▶ EXERCISE DESCRIPTION: Write out all records as given; omit images.

━━━ SOURCE RECORDS ━━━

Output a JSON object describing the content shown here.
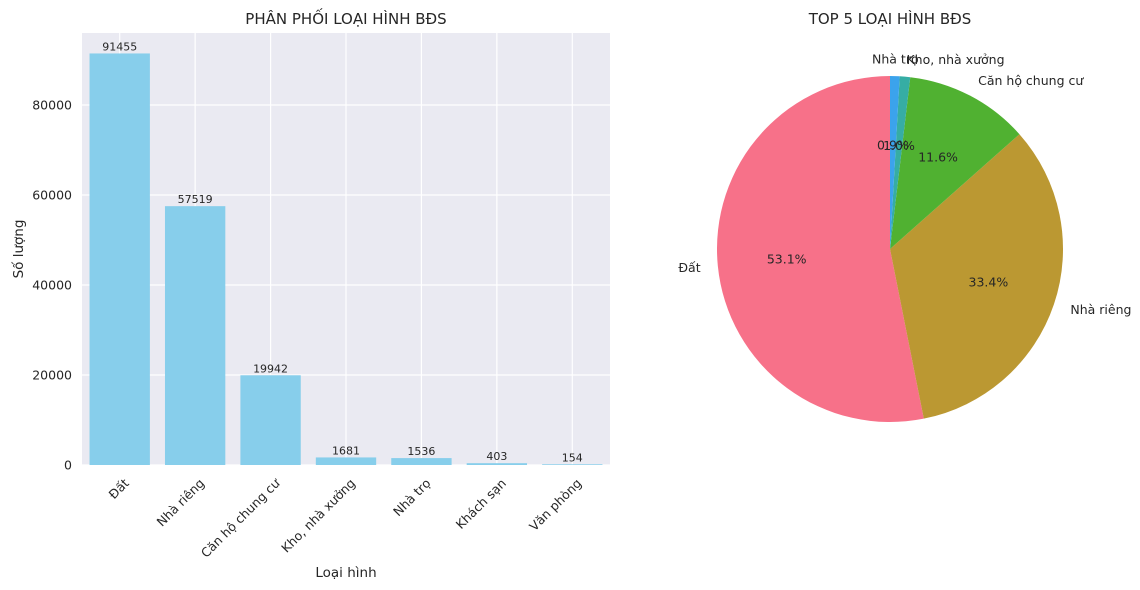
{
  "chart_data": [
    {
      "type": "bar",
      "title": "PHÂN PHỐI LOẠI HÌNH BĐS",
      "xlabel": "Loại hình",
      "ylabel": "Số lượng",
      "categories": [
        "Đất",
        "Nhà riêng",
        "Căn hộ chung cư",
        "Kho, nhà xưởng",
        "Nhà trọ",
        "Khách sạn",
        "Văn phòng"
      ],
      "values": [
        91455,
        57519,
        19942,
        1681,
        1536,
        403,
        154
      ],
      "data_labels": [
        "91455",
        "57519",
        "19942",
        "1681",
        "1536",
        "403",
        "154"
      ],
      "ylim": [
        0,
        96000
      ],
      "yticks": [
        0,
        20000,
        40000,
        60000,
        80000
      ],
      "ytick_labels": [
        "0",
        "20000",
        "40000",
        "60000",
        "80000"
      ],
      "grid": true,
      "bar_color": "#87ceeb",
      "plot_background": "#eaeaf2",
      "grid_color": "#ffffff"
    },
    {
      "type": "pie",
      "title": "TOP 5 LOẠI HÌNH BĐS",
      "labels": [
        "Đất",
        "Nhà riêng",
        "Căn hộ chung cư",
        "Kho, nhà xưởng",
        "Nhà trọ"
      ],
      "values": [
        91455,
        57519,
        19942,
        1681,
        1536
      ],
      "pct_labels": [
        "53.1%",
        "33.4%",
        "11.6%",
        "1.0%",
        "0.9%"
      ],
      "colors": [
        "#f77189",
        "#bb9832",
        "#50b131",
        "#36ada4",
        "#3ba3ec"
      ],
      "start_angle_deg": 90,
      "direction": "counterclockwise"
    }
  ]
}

━━━

▶ THE RESULT:
Output a JSON object describing the content shown here.
{
  "chart_data": [
    {
      "type": "bar",
      "title": "PHÂN PHỐI LOẠI HÌNH BĐS",
      "xlabel": "Loại hình",
      "ylabel": "Số lượng",
      "categories": [
        "Đất",
        "Nhà riêng",
        "Căn hộ chung cư",
        "Kho, nhà xưởng",
        "Nhà trọ",
        "Khách sạn",
        "Văn phòng"
      ],
      "values": [
        91455,
        57519,
        19942,
        1681,
        1536,
        403,
        154
      ],
      "data_labels": [
        "91455",
        "57519",
        "19942",
        "1681",
        "1536",
        "403",
        "154"
      ],
      "ylim": [
        0,
        96000
      ],
      "yticks": [
        0,
        20000,
        40000,
        60000,
        80000
      ],
      "ytick_labels": [
        "0",
        "20000",
        "40000",
        "60000",
        "80000"
      ],
      "grid": true,
      "bar_color": "#87ceeb",
      "plot_background": "#eaeaf2",
      "grid_color": "#ffffff"
    },
    {
      "type": "pie",
      "title": "TOP 5 LOẠI HÌNH BĐS",
      "labels": [
        "Đất",
        "Nhà riêng",
        "Căn hộ chung cư",
        "Kho, nhà xưởng",
        "Nhà trọ"
      ],
      "values": [
        91455,
        57519,
        19942,
        1681,
        1536
      ],
      "pct_labels": [
        "53.1%",
        "33.4%",
        "11.6%",
        "1.0%",
        "0.9%"
      ],
      "colors": [
        "#f77189",
        "#bb9832",
        "#50b131",
        "#36ada4",
        "#3ba3ec"
      ],
      "start_angle_deg": 90,
      "direction": "counterclockwise"
    }
  ]
}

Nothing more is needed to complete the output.